### PROMPT
Look through the data below and report how many lines include "this". Only the number should be given.

### RECORDS FOR THE TASK
■ ■ ■ ■ ■

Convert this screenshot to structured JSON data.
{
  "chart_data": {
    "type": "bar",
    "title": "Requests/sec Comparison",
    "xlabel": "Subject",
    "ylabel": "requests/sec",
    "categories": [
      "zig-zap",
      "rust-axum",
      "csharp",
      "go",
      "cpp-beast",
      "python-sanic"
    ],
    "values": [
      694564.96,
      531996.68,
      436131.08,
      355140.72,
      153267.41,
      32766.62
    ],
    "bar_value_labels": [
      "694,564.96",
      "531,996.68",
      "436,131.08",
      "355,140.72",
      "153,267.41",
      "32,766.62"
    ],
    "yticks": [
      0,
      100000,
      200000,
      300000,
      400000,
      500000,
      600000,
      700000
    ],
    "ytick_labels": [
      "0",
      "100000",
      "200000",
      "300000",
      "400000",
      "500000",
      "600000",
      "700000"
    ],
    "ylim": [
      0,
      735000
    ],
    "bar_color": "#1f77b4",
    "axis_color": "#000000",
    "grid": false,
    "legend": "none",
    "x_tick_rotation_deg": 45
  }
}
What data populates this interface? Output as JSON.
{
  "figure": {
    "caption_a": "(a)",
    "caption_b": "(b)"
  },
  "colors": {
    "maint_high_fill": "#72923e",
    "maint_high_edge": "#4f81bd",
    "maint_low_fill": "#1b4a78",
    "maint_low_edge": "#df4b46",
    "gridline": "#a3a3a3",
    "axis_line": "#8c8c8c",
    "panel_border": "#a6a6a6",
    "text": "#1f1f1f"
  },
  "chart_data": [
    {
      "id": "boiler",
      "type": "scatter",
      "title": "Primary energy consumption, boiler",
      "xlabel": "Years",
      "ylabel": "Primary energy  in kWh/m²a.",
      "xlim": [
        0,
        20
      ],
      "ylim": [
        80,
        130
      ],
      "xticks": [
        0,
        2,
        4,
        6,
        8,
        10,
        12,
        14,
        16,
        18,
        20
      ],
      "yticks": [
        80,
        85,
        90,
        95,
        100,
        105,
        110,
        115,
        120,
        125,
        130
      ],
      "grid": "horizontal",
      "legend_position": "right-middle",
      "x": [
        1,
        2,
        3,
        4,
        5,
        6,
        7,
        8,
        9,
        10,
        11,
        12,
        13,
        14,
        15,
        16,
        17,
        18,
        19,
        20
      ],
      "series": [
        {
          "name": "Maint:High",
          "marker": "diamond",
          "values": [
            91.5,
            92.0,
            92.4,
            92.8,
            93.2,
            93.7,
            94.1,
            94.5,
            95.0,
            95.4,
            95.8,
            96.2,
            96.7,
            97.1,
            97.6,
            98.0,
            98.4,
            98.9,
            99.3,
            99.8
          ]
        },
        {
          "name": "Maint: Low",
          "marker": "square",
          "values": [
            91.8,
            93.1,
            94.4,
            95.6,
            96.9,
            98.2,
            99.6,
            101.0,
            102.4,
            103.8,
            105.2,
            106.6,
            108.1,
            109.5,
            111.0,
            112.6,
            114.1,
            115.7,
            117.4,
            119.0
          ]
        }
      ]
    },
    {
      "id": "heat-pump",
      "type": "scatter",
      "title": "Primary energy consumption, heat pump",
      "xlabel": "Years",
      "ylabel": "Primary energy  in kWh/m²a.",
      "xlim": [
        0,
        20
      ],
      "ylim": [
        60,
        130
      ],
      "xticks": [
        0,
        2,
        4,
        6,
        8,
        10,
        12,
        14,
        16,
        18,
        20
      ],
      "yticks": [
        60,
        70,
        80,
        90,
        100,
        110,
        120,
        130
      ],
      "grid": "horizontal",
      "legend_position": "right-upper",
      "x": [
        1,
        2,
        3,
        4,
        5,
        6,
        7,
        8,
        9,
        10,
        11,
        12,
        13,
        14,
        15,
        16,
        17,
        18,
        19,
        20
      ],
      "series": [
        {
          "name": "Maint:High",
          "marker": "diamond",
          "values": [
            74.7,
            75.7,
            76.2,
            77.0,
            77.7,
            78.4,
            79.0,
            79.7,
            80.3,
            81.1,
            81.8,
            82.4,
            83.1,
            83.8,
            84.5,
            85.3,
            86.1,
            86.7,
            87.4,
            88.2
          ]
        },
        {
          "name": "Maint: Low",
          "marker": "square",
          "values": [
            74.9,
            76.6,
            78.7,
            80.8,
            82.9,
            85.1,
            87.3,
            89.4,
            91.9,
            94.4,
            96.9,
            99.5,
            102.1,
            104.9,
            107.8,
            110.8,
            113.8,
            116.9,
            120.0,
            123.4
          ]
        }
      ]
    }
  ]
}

■ ■ ■ ■ ■

### ANSWER IN FULL
2